## Data in this exercise
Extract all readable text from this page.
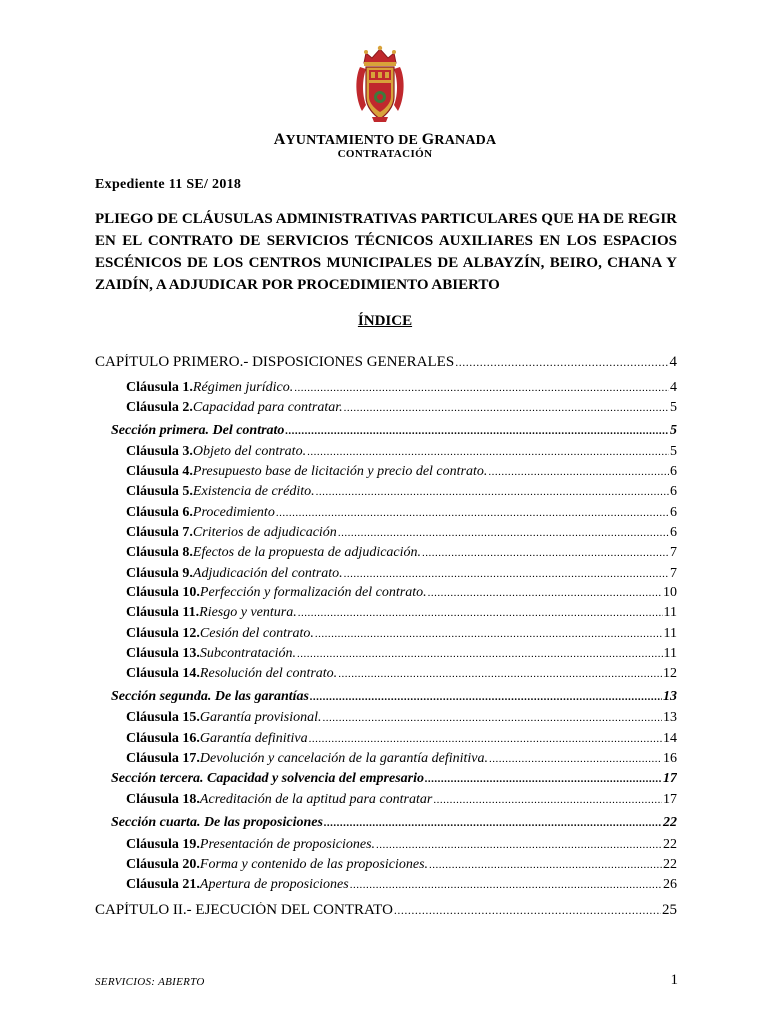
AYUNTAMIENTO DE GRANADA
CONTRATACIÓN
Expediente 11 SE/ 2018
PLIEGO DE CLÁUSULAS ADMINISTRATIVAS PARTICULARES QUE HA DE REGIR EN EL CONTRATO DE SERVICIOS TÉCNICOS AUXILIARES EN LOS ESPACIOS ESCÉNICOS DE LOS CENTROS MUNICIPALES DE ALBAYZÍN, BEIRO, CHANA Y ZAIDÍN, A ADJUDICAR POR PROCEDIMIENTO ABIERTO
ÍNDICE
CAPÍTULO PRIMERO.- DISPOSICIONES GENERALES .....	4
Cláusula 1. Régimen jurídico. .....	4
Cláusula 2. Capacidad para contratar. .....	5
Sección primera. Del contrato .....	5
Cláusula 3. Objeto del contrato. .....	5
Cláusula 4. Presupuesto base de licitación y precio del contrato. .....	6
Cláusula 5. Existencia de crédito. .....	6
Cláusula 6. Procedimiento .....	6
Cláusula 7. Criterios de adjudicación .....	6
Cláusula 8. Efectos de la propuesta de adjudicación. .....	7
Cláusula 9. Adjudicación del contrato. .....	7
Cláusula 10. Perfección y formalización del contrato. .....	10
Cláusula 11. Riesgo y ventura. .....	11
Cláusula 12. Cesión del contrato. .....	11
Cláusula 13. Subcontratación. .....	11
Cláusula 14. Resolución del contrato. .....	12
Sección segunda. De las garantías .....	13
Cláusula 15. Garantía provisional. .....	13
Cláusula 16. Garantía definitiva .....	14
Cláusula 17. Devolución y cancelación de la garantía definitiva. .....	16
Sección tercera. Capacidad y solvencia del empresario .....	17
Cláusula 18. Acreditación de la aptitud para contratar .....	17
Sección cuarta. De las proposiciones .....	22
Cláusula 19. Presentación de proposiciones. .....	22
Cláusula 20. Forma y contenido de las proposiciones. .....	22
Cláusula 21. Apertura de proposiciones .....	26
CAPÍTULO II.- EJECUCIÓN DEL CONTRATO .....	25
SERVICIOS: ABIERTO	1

...

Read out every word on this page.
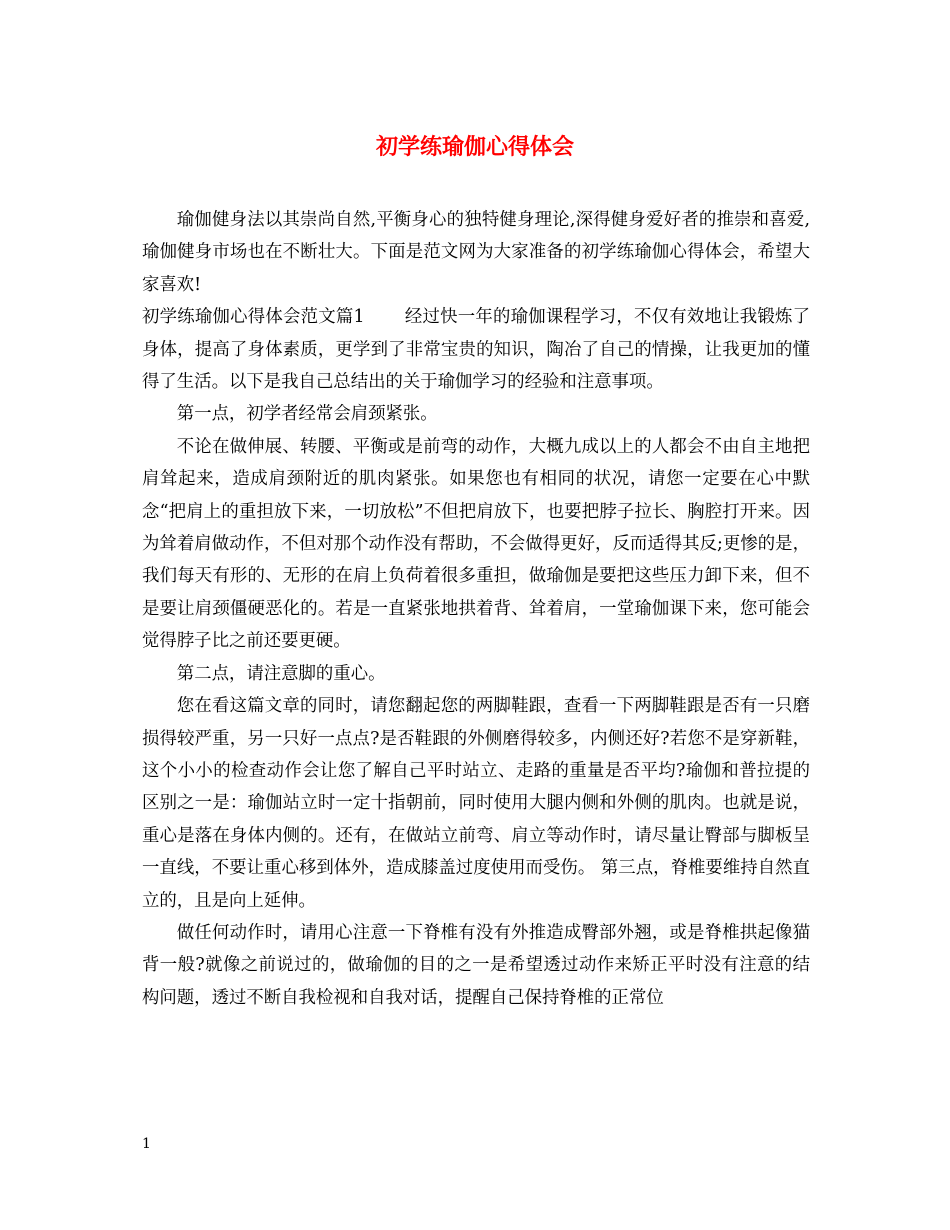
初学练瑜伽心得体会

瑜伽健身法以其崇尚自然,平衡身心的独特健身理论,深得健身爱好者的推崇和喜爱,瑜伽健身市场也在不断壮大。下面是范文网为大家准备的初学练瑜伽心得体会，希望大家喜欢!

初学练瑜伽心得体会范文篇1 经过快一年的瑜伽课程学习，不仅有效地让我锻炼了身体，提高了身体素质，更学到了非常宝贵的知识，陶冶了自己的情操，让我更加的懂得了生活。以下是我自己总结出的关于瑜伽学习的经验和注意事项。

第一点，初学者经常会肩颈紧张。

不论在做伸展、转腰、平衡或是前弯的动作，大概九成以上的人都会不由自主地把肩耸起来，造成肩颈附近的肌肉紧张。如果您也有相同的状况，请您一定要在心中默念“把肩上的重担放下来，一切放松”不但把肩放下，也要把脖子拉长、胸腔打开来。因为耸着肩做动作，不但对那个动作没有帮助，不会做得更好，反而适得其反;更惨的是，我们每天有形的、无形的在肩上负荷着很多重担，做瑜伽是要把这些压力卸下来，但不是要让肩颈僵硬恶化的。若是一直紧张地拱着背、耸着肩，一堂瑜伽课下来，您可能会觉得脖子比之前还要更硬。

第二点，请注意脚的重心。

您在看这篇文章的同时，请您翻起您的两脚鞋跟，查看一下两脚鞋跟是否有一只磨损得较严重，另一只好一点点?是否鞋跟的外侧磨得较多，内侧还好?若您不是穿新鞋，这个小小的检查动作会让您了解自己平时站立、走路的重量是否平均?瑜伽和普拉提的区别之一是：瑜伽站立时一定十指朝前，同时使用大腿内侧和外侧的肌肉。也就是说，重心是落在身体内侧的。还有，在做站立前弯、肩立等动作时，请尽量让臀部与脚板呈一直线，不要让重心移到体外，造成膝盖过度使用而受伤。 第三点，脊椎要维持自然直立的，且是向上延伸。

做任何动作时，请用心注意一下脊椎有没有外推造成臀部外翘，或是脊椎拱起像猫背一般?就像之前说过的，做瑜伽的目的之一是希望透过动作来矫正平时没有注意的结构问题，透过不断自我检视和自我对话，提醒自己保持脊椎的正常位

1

==

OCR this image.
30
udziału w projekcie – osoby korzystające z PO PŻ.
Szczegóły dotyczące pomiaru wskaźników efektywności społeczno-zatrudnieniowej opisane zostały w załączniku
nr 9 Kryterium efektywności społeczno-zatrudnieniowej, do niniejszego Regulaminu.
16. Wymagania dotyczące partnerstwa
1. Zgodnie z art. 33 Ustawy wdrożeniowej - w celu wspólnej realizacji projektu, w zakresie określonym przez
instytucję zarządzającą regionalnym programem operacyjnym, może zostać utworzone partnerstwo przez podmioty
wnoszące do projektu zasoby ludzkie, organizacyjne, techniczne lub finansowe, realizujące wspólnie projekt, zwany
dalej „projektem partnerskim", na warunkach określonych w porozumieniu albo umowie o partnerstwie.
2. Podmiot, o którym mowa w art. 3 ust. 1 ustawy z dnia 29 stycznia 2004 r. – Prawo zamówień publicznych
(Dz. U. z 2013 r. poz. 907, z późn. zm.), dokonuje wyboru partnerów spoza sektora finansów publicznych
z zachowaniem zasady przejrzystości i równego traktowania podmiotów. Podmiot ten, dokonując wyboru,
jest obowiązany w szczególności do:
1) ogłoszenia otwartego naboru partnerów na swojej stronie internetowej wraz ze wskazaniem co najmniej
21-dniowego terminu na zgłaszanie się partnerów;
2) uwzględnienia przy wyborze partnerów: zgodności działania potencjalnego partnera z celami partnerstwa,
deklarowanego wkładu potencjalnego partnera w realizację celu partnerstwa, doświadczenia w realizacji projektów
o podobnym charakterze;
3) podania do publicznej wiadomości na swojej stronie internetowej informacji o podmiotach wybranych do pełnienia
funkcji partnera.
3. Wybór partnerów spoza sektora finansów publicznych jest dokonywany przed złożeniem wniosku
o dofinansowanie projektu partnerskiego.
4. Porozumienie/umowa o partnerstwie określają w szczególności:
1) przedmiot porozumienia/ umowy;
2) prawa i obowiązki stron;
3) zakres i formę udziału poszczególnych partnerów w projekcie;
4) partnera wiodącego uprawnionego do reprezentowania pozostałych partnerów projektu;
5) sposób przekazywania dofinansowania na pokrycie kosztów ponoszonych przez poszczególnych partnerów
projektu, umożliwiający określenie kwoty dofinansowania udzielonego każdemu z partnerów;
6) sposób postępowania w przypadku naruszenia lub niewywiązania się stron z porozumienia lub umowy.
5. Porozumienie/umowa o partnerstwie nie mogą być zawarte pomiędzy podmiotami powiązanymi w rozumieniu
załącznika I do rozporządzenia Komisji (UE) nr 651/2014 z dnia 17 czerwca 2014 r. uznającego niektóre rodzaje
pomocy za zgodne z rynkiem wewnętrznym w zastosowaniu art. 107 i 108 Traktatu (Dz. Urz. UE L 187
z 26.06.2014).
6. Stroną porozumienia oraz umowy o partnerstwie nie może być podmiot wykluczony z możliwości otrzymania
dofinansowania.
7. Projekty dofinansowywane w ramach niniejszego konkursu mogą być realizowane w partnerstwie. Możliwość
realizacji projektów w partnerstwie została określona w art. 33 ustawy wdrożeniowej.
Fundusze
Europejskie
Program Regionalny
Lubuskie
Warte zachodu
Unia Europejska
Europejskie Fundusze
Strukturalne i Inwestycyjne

## Written task
Copy out each line of the data where the string "umowy" appears.

## Response to this exercise
1) przedmiot porozumienia/ umowy;
6) sposób postępowania w przypadku naruszenia lub niewywiązania się stron z porozumienia lub umowy.
6. Stroną porozumienia oraz umowy o partnerstwie nie może być podmiot wykluczony z możliwości otrzymania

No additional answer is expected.